((

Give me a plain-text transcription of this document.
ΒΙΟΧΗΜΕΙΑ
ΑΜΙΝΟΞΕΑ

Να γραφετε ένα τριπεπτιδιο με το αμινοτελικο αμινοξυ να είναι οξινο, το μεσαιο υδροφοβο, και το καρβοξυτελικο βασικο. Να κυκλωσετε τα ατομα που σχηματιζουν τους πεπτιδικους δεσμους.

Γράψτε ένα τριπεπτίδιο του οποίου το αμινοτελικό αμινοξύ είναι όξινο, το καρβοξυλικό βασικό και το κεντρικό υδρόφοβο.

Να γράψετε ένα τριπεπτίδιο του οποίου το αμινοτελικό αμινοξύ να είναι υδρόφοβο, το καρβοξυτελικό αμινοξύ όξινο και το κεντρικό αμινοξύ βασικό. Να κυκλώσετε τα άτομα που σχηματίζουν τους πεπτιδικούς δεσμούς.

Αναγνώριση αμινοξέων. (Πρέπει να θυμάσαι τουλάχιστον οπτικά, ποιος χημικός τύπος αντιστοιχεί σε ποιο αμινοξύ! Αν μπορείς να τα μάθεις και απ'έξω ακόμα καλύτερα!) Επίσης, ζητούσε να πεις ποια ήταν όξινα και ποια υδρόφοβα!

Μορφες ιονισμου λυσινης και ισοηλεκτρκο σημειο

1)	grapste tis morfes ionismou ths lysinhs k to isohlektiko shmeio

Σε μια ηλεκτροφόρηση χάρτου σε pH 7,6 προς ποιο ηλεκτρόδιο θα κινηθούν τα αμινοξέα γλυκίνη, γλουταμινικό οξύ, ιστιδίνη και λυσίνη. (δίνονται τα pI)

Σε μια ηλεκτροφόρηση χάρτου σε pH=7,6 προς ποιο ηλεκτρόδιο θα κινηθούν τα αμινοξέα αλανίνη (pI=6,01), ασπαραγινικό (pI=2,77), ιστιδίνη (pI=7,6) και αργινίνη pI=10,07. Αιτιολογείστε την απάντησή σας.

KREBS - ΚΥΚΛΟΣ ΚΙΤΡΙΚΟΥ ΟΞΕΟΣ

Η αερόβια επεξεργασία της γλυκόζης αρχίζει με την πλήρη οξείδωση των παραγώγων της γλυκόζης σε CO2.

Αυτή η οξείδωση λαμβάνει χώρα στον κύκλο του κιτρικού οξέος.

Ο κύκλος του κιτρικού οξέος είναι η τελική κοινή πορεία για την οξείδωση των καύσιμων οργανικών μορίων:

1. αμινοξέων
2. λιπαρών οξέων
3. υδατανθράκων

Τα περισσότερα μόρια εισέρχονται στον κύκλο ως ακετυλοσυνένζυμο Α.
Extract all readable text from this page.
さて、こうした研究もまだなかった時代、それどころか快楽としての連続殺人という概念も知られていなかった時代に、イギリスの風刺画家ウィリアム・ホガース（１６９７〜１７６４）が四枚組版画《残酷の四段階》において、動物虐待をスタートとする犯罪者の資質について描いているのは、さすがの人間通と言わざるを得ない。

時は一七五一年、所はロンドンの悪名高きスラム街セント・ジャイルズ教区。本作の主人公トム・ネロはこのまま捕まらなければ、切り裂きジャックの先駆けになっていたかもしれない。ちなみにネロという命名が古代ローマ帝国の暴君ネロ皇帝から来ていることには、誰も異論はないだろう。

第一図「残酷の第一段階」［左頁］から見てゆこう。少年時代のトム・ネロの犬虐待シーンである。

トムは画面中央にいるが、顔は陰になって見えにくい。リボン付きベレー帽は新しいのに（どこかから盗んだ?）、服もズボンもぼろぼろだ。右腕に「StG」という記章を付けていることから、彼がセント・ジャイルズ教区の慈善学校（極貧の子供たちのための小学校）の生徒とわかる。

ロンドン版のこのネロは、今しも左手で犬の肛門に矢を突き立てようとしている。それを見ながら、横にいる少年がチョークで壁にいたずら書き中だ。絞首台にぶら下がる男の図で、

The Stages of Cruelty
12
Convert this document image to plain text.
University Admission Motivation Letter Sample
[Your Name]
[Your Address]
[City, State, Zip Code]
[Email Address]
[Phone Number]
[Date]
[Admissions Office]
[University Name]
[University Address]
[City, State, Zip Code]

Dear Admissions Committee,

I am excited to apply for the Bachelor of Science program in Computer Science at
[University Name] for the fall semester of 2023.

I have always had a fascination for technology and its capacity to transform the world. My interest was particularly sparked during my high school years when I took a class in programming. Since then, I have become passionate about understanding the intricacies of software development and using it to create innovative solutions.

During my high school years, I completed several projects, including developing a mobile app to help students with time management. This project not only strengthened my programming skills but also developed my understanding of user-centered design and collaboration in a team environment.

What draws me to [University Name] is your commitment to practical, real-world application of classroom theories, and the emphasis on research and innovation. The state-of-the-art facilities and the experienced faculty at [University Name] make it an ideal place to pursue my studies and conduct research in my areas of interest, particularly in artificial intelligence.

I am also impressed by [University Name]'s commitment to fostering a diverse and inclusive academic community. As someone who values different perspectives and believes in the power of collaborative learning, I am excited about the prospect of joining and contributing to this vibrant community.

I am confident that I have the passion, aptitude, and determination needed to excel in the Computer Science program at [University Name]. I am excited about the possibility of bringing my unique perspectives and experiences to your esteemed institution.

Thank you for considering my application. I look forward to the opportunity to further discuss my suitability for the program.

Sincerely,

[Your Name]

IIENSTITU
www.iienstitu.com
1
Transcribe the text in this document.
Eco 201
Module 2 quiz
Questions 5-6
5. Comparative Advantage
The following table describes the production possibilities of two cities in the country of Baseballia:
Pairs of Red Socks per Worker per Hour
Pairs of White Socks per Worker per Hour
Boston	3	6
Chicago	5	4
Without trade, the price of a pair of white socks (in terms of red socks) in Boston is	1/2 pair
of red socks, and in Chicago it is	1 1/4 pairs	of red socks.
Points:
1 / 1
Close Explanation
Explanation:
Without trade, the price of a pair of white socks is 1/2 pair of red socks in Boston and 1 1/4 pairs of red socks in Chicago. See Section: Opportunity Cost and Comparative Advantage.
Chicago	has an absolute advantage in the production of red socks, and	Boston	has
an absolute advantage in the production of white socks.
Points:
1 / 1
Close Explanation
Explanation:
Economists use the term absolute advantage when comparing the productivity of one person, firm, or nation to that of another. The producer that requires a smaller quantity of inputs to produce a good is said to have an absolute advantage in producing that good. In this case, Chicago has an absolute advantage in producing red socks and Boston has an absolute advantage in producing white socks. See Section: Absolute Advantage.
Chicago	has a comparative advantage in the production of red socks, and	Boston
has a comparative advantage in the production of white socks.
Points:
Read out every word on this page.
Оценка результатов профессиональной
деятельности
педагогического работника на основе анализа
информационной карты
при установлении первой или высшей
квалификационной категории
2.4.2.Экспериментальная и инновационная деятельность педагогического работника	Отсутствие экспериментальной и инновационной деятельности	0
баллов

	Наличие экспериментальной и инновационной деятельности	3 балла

))

Work to be completed = From the records above, extract every line exactly as it stands.

Answer for this exercise =
Give me a plain-text transcription of this document.
ΒΙΟΧΗΜΕΙΑ
ΑΜΙΝΟΞΕΑ

Να γραφετε ένα τριπεπτιδιο με το αμινοτελικο αμινοξυ να είναι οξινο, το μεσαιο υδροφοβο, και το καρβοξυτελικο βασικο. Να κυκλωσετε τα ατομα που σχηματιζουν τους πεπτιδικους δεσμους.

Γράψτε ένα τριπεπτίδιο του οποίου το αμινοτελικό αμινοξύ είναι όξινο, το καρβοξυλικό βασικό και το κεντρικό υδρόφοβο.

Να γράψετε ένα τριπεπτίδιο του οποίου το αμινοτελικό αμινοξύ να είναι υδρόφοβο, το καρβοξυτελικό αμινοξύ όξινο και το κεντρικό αμινοξύ βασικό. Να κυκλώσετε τα άτομα που σχηματίζουν τους πεπτιδικούς δεσμούς.

Αναγνώριση αμινοξέων. (Πρέπει να θυμάσαι τουλάχιστον οπτικά, ποιος χημικός τύπος αντιστοιχεί σε ποιο αμινοξύ! Αν μπορείς να τα μάθεις και απ'έξω ακόμα καλύτερα!) Επίσης, ζητούσε να πεις ποια ήταν όξινα και ποια υδρόφοβα!

Μορφες ιονισμου λυσινης και ισοηλεκτρκο σημειο

1)	grapste tis morfes ionismou ths lysinhs k to isohlektiko shmeio

Σε μια ηλεκτροφόρηση χάρτου σε pH 7,6 προς ποιο ηλεκτρόδιο θα κινηθούν τα αμινοξέα γλυκίνη, γλουταμινικό οξύ, ιστιδίνη και λυσίνη. (δίνονται τα pI)

Σε μια ηλεκτροφόρηση χάρτου σε pH=7,6 προς ποιο ηλεκτρόδιο θα κινηθούν τα αμινοξέα αλανίνη (pI=6,01), ασπαραγινικό (pI=2,77), ιστιδίνη (pI=7,6) και αργινίνη pI=10,07. Αιτιολογείστε την απάντησή σας.

KREBS - ΚΥΚΛΟΣ ΚΙΤΡΙΚΟΥ ΟΞΕΟΣ

Η αερόβια επεξεργασία της γλυκόζης αρχίζει με την πλήρη οξείδωση των παραγώγων της γλυκόζης σε CO2.

Αυτή η οξείδωση λαμβάνει χώρα στον κύκλο του κιτρικού οξέος.

Ο κύκλος του κιτρικού οξέος είναι η τελική κοινή πορεία για την οξείδωση των καύσιμων οργανικών μορίων:

1. αμινοξέων
2. λιπαρών οξέων
3. υδατανθράκων

Τα περισσότερα μόρια εισέρχονται στον κύκλο ως ακετυλοσυνένζυμο Α.
Extract all readable text from this page.
さて、こうした研究もまだなかった時代、それどころか快楽としての連続殺人という概念も知られていなかった時代に、イギリスの風刺画家ウィリアム・ホガース（１６９７〜１７６４）が四枚組版画《残酷の四段階》において、動物虐待をスタートとする犯罪者の資質について描いているのは、さすがの人間通と言わざるを得ない。

時は一七五一年、所はロンドンの悪名高きスラム街セント・ジャイルズ教区。本作の主人公トム・ネロはこのまま捕まらなければ、切り裂きジャックの先駆けになっていたかもしれない。ちなみにネロという命名が古代ローマ帝国の暴君ネロ皇帝から来ていることには、誰も異論はないだろう。

第一図「残酷の第一段階」［左頁］から見てゆこう。少年時代のトム・ネロの犬虐待シーンである。

トムは画面中央にいるが、顔は陰になって見えにくい。リボン付きベレー帽は新しいのに（どこかから盗んだ?）、服もズボンもぼろぼろだ。右腕に「StG」という記章を付けていることから、彼がセント・ジャイルズ教区の慈善学校（極貧の子供たちのための小学校）の生徒とわかる。

ロンドン版のこのネロは、今しも左手で犬の肛門に矢を突き立てようとしている。それを見ながら、横にいる少年がチョークで壁にいたずら書き中だ。絞首台にぶら下がる男の図で、

The Stages of Cruelty
12
Convert this document image to plain text.
University Admission Motivation Letter Sample
[Your Name]
[Your Address]
[City, State, Zip Code]
[Email Address]
[Phone Number]
[Date]
[Admissions Office]
[University Name]
[University Address]
[City, State, Zip Code]

Dear Admissions Committee,

I am excited to apply for the Bachelor of Science program in Computer Science at
[University Name] for the fall semester of 2023.

I have always had a fascination for technology and its capacity to transform the world. My interest was particularly sparked during my high school years when I took a class in programming. Since then, I have become passionate about understanding the intricacies of software development and using it to create innovative solutions.

During my high school years, I completed several projects, including developing a mobile app to help students with time management. This project not only strengthened my programming skills but also developed my understanding of user-centered design and collaboration in a team environment.

What draws me to [University Name] is your commitment to practical, real-world application of classroom theories, and the emphasis on research and innovation. The state-of-the-art facilities and the experienced faculty at [University Name] make it an ideal place to pursue my studies and conduct research in my areas of interest, particularly in artificial intelligence.

I am also impressed by [University Name]'s commitment to fostering a diverse and inclusive academic community. As someone who values different perspectives and believes in the power of collaborative learning, I am excited about the prospect of joining and contributing to this vibrant community.

I am confident that I have the passion, aptitude, and determination needed to excel in the Computer Science program at [University Name]. I am excited about the possibility of bringing my unique perspectives and experiences to your esteemed institution.

Thank you for considering my application. I look forward to the opportunity to further discuss my suitability for the program.

Sincerely,

[Your Name]

IIENSTITU
www.iienstitu.com
1
Transcribe the text in this document.
Eco 201
Module 2 quiz
Questions 5-6
5. Comparative Advantage
The following table describes the production possibilities of two cities in the country of Baseballia:
Pairs of Red Socks per Worker per Hour
Pairs of White Socks per Worker per Hour
Boston	3	6
Chicago	5	4
Without trade, the price of a pair of white socks (in terms of red socks) in Boston is	1/2 pair
of red socks, and in Chicago it is	1 1/4 pairs	of red socks.
Points:
1 / 1
Close Explanation
Explanation:
Without trade, the price of a pair of white socks is 1/2 pair of red socks in Boston and 1 1/4 pairs of red socks in Chicago. See Section: Opportunity Cost and Comparative Advantage.
Chicago	has an absolute advantage in the production of red socks, and	Boston	has
an absolute advantage in the production of white socks.
Points:
1 / 1
Close Explanation
Explanation:
Economists use the term absolute advantage when comparing the productivity of one person, firm, or nation to that of another. The producer that requires a smaller quantity of inputs to produce a good is said to have an absolute advantage in producing that good. In this case, Chicago has an absolute advantage in producing red socks and Boston has an absolute advantage in producing white socks. See Section: Absolute Advantage.
Chicago	has a comparative advantage in the production of red socks, and	Boston
has a comparative advantage in the production of white socks.
Points:
Read out every word on this page.
Оценка результатов профессиональной
деятельности
педагогического работника на основе анализа
информационной карты
при установлении первой или высшей
квалификационной категории
2.4.2.Экспериментальная и инновационная деятельность педагогического работника	Отсутствие экспериментальной и инновационной деятельности	0
баллов

	Наличие экспериментальной и инновационной деятельности	3 балла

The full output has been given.